Reproduce the project report from "#### Dataset Overview" to "the Chinese market.", replacing "consulting firm" with "advisory firm".
## Begin Document extract
<div align="center">

# Final Project Report

### STAT 306  
### The University of British Columbia  
### Yu Chang #47945050
### Zhuoran Wang  

</div>

# Introduction

#### Background of Research
The Chinese automobile company Geely Auto aims to enter the U.S. market by establishing a local manufacturing facility and producing cars domestically. Success in this market requires a comprehensive understanding of the specific factors that influence car prices in the U.S. By analyzing car features that American consumers value the most, Geely Auto can better align their product offerings with market expectations. This study focuses on analyzing car prices influenced by various factors using suitable multiple linear regression model to inform Geely Auto’s strategic decisions regarding feature selection and pricing.

#### Motivation for Analysis
he primary motivation for this study is to develop a multiple linear regression model that accurately estimates car prices based on their features. By understanding the relationship between various attributes and car prices, Geely Auto can tailor their production to match U.S. consumer preferences and ensure a competitive market entry. Additionally, the insights gained from this analysis can support feature selection and engineering for optimal pricing strategies.

By employing a multiple linear regression model, this study aims to evaluate the strength and significance of relationships between car related features and price. The results will provide actionable insights into which features drive value in the eyes of U.S. consumers. This understanding is critical for guiding Geely Auto’s decisions on which features to prioritize in their designs, ensuring their products meet market expectations while remaining cost-effective.




#### Dataset Overview

Given the context of the Chinese automobile company's will on sell cars in U.S. They have hired an automobile consulting firm to analyze the factors influencing car pricing. In particular, they aim to identify the key factors impacting car prices in the American market, as these may differ significantly from those in the Chinese market.
## End Document extract
## Begin Recorded data
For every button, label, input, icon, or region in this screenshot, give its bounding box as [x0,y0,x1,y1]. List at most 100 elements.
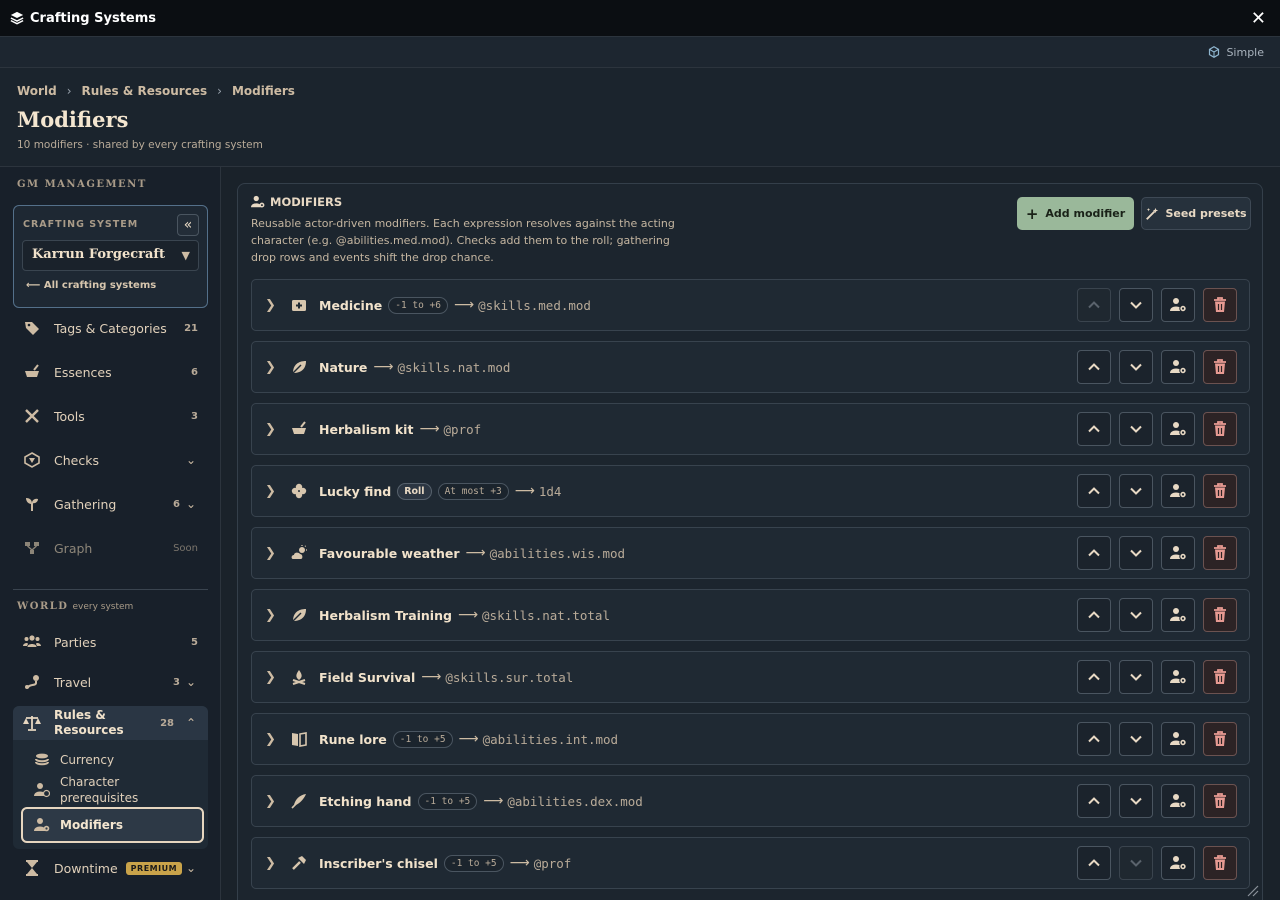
chevron-right-icon: › [217,84,222,98]
actor-preview-button[interactable] [1161,412,1195,446]
modifier-row[interactable]: ❯ Favourable weather ⟶ @abilities.wis.mo… [251,527,1250,579]
actor-preview-button[interactable] [1161,536,1195,570]
users-icon [23,633,41,651]
move-down-button[interactable] [1119,412,1153,446]
move-up-button[interactable] [1077,350,1111,384]
delete-button[interactable] [1203,660,1237,694]
move-down-button[interactable] [1119,598,1153,632]
actor-preview-button[interactable] [1161,846,1195,880]
chevron-right-icon[interactable]: ❯ [265,298,277,313]
trash-icon [1213,607,1227,623]
move-down-button[interactable] [1119,474,1153,508]
chevron-right-icon[interactable]: ❯ [265,732,277,747]
actor-preview-button[interactable] [1161,660,1195,694]
chevron-right-icon[interactable]: ❯ [265,484,277,499]
close-icon[interactable]: ✕ [1251,8,1266,29]
actor-preview-button[interactable] [1161,350,1195,384]
delete-button[interactable] [1203,350,1237,384]
actor-preview-button[interactable] [1161,288,1195,322]
chevron-right-icon[interactable]: ❯ [265,360,277,375]
all-crafting-systems-label: All crafting systems [43,280,157,291]
arrow-right-icon: ⟶ [483,793,504,809]
delete-button[interactable] [1203,722,1237,756]
chevron-up-icon [1087,732,1101,746]
sidebar-item-essences[interactable]: Essences 6 [13,354,208,390]
move-down-button[interactable] [1119,660,1153,694]
move-up-button[interactable] [1077,846,1111,880]
modifier-row[interactable]: ❯ Inscriber's chisel -1 to +5 ⟶ @prof [251,837,1250,889]
all-crafting-systems-link[interactable]: ⟵ All crafting systems [26,280,156,291]
actor-preview-button[interactable] [1161,598,1195,632]
delete-button[interactable] [1203,288,1237,322]
delete-button[interactable] [1203,474,1237,508]
modifier-name: Lucky find [319,483,392,499]
caret-down-icon: ▼ [181,249,190,262]
delete-button[interactable] [1203,784,1237,818]
sidebar-item-gathering[interactable]: Gathering 6 ⌄ [13,486,208,522]
move-down-button[interactable] [1119,288,1153,322]
move-down-button[interactable] [1119,784,1153,818]
move-up-button[interactable] [1077,722,1111,756]
modifier-row[interactable]: ❯ Herbalism kit ⟶ @prof [251,403,1250,455]
breadcrumb-rules[interactable]: Rules & Resources [82,84,208,98]
sidebar-subitem-modifiers[interactable]: Modifiers [21,807,204,843]
chevron-right-icon[interactable]: ❯ [265,608,277,623]
move-down-button[interactable] [1119,350,1153,384]
modifier-row[interactable]: ❯ Lucky find Roll At most +3 ⟶ 1d4 [251,465,1250,517]
arrow-right-icon: ⟶ [509,855,530,871]
collapse-sidebar-button[interactable]: « [177,214,199,236]
add-modifier-button[interactable]: + Add modifier [1017,197,1134,230]
sidebar-item-rules-resources[interactable]: Rules & Resources 28 ⌃ [13,706,208,740]
modifier-row[interactable]: ❯ Medicine -1 to +6 ⟶ @skills.med.mod [251,279,1250,331]
mode-toggle[interactable]: Simple [1226,46,1264,59]
gm-section-label: GM MANAGEMENT [17,179,147,190]
chevron-down-icon[interactable]: ⌄ [184,497,198,511]
sidebar-item-tags[interactable]: Tags & Categories 21 [13,310,208,346]
move-up-button[interactable] [1077,474,1111,508]
sidebar-item-checks[interactable]: Checks ⌄ [13,442,208,478]
modifier-row[interactable]: ❯ Etching hand -1 to +5 ⟶ @abilities.dex… [251,775,1250,827]
move-down-button[interactable] [1119,722,1153,756]
world-sub-label: every system [72,602,134,612]
move-up-button[interactable] [1077,660,1111,694]
chevron-right-icon[interactable]: ❯ [265,670,277,685]
chevron-down-icon[interactable]: ⌄ [184,453,198,467]
actor-preview-button[interactable] [1161,784,1195,818]
chevron-right-icon[interactable]: ❯ [265,546,277,561]
actor-preview-button[interactable] [1161,474,1195,508]
move-down-button[interactable] [1119,536,1153,570]
resize-handle-icon[interactable] [1247,885,1259,897]
actor-preview-button[interactable] [1161,722,1195,756]
modifier-row[interactable]: ❯ Herbalism Training ⟶ @skills.nat.total [251,589,1250,641]
chevron-up-icon[interactable]: ⌃ [184,716,198,730]
sidebar-item-downtime[interactable]: Downtime PREMIUM ⌄ [13,850,208,886]
chevron-down-icon [1129,484,1143,498]
chevron-down-icon[interactable]: ⌄ [184,675,198,689]
sidebar-subitem-currency[interactable]: Currency [21,750,204,770]
sidebar-item-parties[interactable]: Parties 5 [13,624,208,660]
chevron-up-icon [1087,298,1101,312]
sidebar-item-tools[interactable]: Tools 3 [13,398,208,434]
chevron-right-icon[interactable]: ❯ [265,422,277,437]
chevron-down-icon[interactable]: ⌄ [184,861,198,875]
hourglass-icon [23,859,41,877]
move-up-button[interactable] [1077,412,1111,446]
seed-presets-button[interactable]: Seed presets [1141,197,1251,230]
modifier-row[interactable]: ❯ Rune lore -1 to +5 ⟶ @abilities.int.mo… [251,713,1250,765]
delete-button[interactable] [1203,412,1237,446]
breadcrumb-world[interactable]: World [17,84,57,98]
delete-button[interactable] [1203,536,1237,570]
delete-button[interactable] [1203,598,1237,632]
chevron-right-icon[interactable]: ❯ [265,856,277,871]
move-up-button[interactable] [1077,536,1111,570]
modifier-row[interactable]: ❯ Field Survival ⟶ @skills.sur.total [251,651,1250,703]
delete-button[interactable] [1203,846,1237,880]
move-up-button[interactable] [1077,784,1111,818]
move-up-button[interactable] [1077,598,1111,632]
sidebar-item-travel[interactable]: Travel 3 ⌄ [13,664,208,700]
sidebar-subitem-prerequisites[interactable]: Character prerequisites [21,774,204,806]
chevron-right-icon[interactable]: ❯ [265,794,277,809]
crafting-system-select[interactable]: Karrun Forgecraft ▼ [22,240,199,271]
sidebar-item-label: Parties [54,634,97,650]
modifier-row[interactable]: ❯ Nature ⟶ @skills.nat.mod [251,341,1250,393]
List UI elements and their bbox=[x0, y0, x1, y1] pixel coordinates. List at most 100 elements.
## End Recorded data
Finished exercise
#### Dataset Overview

Given the context of the Chinese automobile company's will on sell cars in U.S. They have hired an automobile advisory firm to analyze the factors influencing car pricing. In particular, they aim to identify the key factors impacting car prices in the American market, as these may differ significantly from those in the Chinese market.